WRITTEN EXERCISE: Search the material below for the string "name" and list each line that holds it.

---*---

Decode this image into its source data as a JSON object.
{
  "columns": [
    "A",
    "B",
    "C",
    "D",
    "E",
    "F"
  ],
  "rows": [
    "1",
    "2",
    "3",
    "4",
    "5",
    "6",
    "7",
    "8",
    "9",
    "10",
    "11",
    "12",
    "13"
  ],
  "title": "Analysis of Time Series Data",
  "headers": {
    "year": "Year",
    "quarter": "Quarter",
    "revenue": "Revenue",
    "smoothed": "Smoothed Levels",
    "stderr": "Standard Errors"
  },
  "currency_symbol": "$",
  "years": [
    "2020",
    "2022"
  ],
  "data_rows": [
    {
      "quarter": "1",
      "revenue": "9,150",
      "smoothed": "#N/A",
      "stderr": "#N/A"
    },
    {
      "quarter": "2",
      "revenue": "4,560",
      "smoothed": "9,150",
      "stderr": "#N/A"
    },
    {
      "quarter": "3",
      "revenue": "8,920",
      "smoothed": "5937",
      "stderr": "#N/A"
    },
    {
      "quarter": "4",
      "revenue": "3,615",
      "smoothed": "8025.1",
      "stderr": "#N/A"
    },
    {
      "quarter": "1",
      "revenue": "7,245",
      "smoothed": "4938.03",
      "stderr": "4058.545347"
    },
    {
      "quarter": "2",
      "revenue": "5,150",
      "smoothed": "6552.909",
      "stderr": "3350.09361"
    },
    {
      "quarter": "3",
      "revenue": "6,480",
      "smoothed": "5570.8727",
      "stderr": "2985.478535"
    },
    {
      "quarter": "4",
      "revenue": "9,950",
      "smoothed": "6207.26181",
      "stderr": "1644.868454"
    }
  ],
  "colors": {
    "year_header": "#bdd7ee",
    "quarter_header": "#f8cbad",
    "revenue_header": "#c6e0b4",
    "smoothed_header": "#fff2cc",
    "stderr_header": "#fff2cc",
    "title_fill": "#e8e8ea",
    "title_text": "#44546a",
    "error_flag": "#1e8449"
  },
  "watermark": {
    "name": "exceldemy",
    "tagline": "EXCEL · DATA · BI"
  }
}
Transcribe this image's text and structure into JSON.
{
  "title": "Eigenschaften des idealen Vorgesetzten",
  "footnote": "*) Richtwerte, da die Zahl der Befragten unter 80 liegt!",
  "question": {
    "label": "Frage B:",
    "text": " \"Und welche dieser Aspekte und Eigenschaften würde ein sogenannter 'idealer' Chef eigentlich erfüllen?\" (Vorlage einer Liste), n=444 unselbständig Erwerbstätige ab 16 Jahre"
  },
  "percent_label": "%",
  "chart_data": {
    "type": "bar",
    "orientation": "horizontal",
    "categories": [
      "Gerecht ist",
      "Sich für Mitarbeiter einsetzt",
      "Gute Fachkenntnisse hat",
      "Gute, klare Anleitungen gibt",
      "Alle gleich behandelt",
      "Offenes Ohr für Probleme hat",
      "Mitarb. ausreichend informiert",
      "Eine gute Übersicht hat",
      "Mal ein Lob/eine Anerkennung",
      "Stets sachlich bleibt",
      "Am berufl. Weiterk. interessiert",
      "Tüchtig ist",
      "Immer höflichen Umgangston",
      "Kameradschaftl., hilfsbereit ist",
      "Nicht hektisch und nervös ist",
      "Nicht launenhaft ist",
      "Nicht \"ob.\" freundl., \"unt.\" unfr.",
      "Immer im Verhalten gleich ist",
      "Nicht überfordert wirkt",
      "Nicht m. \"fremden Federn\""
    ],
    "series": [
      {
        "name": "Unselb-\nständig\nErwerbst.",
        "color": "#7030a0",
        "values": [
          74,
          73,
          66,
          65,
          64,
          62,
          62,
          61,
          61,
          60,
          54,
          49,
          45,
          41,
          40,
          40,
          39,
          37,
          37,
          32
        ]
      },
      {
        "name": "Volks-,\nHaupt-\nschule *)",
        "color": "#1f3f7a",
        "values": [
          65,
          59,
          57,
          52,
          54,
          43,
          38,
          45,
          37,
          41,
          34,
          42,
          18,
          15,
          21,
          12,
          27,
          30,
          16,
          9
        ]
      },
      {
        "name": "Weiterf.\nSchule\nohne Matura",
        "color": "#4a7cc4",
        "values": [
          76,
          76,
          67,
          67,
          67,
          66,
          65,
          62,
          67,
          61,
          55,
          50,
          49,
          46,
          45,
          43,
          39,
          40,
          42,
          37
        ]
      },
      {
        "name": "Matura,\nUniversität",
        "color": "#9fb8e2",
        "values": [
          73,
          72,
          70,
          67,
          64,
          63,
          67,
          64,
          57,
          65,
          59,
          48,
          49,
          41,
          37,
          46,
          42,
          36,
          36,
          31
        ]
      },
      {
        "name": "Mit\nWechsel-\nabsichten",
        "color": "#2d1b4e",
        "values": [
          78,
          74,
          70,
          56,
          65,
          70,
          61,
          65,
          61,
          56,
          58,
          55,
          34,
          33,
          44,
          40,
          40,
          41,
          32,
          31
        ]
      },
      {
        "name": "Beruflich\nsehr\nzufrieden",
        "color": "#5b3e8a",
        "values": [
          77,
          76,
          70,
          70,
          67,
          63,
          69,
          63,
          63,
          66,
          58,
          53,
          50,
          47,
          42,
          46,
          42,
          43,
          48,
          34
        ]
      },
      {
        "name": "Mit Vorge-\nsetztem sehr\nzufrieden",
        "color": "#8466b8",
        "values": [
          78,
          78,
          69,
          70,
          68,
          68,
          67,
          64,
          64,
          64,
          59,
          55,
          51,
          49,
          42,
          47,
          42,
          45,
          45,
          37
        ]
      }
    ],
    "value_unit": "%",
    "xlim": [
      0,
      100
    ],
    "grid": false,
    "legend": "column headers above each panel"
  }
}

---*---

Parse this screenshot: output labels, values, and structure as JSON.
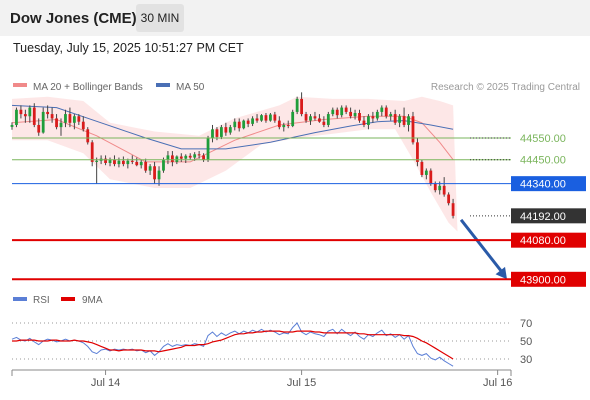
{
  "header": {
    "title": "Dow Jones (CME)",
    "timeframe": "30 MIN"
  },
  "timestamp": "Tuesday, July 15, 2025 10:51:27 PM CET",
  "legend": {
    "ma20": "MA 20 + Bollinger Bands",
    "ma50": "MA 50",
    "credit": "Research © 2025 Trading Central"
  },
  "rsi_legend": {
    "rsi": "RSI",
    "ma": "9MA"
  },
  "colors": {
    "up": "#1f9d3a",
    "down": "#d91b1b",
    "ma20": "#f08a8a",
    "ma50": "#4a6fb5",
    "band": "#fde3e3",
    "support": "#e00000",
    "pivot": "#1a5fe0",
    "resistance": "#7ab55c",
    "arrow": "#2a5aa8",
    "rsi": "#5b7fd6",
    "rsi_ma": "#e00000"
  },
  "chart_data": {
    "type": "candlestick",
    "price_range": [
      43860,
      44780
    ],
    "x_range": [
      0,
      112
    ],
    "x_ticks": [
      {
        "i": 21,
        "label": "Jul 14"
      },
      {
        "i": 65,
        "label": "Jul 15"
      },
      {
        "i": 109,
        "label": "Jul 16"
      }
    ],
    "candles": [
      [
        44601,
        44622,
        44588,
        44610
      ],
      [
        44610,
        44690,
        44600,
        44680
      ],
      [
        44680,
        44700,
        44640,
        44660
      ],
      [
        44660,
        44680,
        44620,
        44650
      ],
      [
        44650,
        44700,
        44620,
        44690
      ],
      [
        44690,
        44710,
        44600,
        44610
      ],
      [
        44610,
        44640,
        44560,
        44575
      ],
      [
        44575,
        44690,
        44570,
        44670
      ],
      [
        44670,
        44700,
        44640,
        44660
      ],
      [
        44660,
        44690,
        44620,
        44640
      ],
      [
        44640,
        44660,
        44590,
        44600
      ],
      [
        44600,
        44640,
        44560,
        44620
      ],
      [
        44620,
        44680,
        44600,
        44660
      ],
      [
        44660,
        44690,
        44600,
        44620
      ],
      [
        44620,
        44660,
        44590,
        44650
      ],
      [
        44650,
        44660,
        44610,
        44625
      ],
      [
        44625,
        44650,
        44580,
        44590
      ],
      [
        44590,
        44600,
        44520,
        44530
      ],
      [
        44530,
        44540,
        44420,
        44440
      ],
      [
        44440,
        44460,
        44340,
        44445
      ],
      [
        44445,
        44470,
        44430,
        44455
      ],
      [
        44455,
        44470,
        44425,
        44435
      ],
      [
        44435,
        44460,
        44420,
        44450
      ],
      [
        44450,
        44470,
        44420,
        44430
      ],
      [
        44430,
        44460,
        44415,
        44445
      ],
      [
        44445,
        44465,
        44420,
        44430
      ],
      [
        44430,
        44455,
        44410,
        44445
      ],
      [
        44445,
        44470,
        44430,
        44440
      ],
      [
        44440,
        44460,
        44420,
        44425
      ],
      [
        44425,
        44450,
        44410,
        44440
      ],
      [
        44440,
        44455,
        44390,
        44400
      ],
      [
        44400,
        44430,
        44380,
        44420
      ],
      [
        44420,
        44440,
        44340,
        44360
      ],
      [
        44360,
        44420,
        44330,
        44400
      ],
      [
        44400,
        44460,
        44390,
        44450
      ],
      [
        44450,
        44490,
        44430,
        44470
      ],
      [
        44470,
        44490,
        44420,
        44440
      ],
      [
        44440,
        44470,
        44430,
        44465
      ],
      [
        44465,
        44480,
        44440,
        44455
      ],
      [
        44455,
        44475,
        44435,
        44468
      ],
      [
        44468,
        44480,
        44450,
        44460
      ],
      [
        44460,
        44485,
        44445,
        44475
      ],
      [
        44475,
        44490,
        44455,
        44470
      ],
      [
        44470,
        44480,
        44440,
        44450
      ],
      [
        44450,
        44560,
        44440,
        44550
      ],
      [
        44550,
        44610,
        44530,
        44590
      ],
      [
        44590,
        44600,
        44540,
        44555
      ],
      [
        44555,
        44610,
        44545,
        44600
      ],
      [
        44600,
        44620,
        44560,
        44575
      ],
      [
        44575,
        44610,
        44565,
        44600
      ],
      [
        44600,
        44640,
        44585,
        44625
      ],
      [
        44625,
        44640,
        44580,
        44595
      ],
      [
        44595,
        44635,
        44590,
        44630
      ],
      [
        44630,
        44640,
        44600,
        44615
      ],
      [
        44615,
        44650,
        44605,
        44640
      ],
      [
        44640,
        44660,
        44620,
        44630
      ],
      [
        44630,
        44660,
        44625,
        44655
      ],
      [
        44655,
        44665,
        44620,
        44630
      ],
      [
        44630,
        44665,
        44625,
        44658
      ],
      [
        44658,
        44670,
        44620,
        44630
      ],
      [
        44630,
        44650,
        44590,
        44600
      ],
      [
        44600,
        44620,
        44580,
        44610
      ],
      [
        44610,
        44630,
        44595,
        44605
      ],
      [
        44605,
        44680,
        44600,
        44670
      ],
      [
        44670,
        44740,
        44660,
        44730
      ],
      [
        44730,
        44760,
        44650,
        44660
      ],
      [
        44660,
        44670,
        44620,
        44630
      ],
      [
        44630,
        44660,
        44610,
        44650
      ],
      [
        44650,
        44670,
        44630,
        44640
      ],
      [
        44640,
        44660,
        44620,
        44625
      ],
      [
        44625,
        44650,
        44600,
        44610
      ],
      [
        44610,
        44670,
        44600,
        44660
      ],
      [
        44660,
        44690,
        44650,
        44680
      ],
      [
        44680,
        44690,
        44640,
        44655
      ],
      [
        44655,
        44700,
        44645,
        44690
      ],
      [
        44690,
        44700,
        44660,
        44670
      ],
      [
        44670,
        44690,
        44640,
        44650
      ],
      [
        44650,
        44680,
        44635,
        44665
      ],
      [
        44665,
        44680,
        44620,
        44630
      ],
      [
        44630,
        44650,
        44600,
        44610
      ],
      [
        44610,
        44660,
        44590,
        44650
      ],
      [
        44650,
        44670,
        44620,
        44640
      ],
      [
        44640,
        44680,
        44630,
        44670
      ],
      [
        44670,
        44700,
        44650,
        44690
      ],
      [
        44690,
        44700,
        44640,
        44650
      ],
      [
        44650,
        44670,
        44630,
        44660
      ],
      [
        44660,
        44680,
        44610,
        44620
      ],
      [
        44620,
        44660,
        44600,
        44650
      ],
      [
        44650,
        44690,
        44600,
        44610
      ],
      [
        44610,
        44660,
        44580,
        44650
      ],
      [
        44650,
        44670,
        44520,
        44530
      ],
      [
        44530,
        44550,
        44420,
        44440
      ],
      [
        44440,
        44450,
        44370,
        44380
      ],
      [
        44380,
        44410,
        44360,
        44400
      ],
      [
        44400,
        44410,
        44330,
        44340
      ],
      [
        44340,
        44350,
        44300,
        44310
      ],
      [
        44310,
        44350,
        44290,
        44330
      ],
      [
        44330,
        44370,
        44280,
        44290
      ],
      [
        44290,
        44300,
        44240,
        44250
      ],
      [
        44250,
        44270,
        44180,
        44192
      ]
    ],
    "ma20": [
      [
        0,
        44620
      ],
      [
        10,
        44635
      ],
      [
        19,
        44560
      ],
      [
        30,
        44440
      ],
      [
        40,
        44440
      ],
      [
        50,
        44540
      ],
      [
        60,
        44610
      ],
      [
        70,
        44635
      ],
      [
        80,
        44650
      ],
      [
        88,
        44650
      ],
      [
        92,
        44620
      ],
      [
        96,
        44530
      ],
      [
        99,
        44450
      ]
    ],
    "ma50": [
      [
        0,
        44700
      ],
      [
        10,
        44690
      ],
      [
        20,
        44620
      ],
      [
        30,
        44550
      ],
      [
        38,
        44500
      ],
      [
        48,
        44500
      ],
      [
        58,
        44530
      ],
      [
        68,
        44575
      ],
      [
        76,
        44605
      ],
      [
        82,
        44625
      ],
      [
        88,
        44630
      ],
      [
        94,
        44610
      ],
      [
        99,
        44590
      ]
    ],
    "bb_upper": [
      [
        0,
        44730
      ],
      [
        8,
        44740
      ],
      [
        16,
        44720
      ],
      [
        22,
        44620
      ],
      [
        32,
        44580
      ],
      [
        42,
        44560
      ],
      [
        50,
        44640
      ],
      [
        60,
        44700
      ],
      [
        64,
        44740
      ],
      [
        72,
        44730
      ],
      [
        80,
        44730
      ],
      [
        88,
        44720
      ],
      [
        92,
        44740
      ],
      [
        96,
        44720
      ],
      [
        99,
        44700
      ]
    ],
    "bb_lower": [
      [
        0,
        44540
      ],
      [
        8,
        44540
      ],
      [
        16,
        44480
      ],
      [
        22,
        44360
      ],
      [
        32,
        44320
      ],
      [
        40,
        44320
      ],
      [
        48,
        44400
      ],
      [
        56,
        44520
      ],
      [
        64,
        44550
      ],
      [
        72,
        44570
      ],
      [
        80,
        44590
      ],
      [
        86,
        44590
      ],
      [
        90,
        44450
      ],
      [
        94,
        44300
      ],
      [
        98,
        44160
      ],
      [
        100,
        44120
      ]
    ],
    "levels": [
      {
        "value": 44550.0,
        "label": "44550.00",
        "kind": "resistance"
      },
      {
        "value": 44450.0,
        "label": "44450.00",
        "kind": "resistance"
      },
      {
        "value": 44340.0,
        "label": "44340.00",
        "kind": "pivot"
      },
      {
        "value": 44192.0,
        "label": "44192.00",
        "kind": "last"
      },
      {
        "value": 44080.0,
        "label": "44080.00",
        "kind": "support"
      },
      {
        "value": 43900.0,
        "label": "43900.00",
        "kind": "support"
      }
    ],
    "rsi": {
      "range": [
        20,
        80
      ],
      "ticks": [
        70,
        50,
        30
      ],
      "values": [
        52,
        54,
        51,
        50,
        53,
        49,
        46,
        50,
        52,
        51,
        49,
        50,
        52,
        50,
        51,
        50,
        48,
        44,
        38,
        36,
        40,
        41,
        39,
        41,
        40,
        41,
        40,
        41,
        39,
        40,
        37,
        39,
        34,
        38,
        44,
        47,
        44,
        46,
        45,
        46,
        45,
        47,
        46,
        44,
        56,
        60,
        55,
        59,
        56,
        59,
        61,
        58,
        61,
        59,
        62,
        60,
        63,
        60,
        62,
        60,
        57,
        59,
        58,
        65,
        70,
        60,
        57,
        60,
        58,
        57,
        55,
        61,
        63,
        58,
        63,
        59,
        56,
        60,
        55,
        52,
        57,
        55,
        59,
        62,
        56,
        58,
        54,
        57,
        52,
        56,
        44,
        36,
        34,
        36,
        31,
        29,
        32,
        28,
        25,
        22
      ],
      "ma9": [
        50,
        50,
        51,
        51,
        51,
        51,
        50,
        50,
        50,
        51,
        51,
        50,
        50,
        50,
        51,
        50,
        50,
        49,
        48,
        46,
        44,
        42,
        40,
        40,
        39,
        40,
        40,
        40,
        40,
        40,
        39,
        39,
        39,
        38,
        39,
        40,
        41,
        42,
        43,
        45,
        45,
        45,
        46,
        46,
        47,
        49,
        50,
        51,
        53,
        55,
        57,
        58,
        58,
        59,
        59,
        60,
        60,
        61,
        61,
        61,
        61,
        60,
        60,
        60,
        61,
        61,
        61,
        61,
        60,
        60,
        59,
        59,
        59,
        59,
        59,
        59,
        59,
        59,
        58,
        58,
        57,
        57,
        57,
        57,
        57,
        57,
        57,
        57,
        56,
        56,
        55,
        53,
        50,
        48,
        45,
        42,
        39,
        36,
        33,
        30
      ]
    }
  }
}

---*---

TASK SOLUTION:
    "name": "exceldemy",
        "name": "Unselb-\nständig\nErwerbst.",
        "name": "Volks-,\nHaupt-\nschule *)",
        "name": "Weiterf.\nSchule\nohne Matura",
        "name": "Matura,\nUniversität",
        "name": "Mit\nWechsel-\nabsichten",
        "name": "Beruflich\nsehr\nzufrieden",
        "name": "Mit Vorge-\nsetztem sehr\nzufrieden",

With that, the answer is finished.